-- Excerpted passage --
|---|
It struck me as a teachable moment. For those of you who may also feel that it’s unfair to have awards that only women can win- I ask if it’s also unfair to have a solo award that only a solo show can win or a musical award that only a musical can win.

Those awards have never been called out for being exclusionary- they celebrate a specific thing and that’s accepted.

Neither the Broads award nor the LAFPI’s recognition take anything away from someone. That would be unfair. What they do is award and celebrate something: in one case diversity and equality, and in the other female playwrights.

I’d like to point out that the bar for the Bechdel-Wallace test is so low that Sir Mix A Lot’s “I Like Big Butts” is generally held as an example of passing it: 2 women, named, have a conversation about something other than a man: “Oh, my God, Becky, look at her butt.”

Since women make up 50% of the world, it’s logical that we should also make up 50% of the team, the actors, and the story.
|---|
-- Information provided --

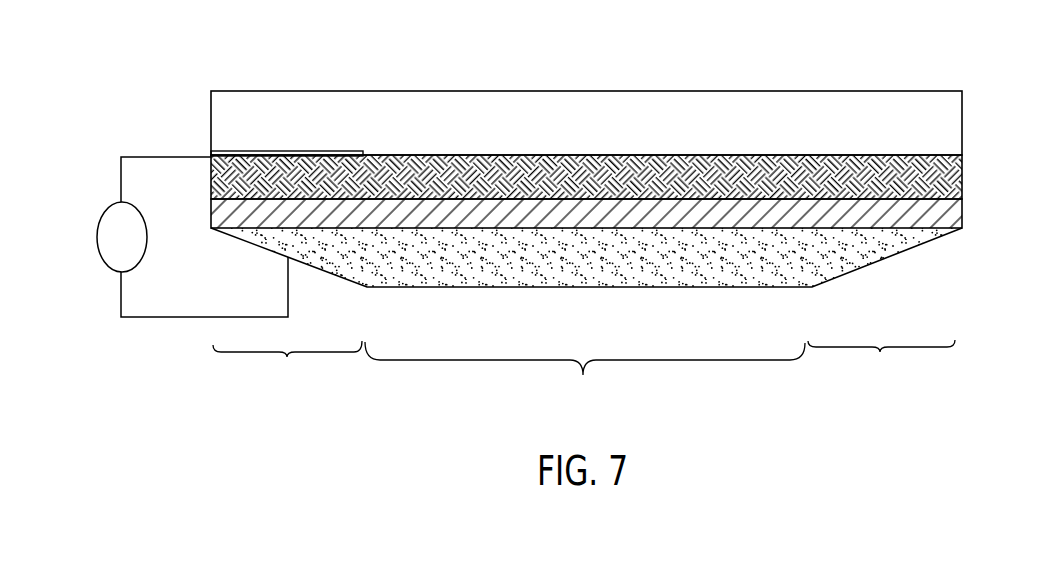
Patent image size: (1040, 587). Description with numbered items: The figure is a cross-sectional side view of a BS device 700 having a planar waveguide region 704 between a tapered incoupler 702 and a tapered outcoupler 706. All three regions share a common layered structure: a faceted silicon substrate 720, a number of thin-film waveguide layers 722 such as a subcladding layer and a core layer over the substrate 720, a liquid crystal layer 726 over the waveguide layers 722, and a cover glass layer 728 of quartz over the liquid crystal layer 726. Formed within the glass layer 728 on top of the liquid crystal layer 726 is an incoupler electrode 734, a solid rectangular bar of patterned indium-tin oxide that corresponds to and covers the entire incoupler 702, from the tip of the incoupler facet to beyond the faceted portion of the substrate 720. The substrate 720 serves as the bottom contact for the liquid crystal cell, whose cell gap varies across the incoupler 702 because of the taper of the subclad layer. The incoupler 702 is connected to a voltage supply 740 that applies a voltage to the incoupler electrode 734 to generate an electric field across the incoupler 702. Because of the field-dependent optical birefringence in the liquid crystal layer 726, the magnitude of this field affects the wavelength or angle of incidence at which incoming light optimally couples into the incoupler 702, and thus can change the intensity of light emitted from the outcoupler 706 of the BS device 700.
|---|
-- Task goal --
In the passage on awards for women, which things does the writer say women should also make up 50% of?

-- Output --
The team, the actors, and the story.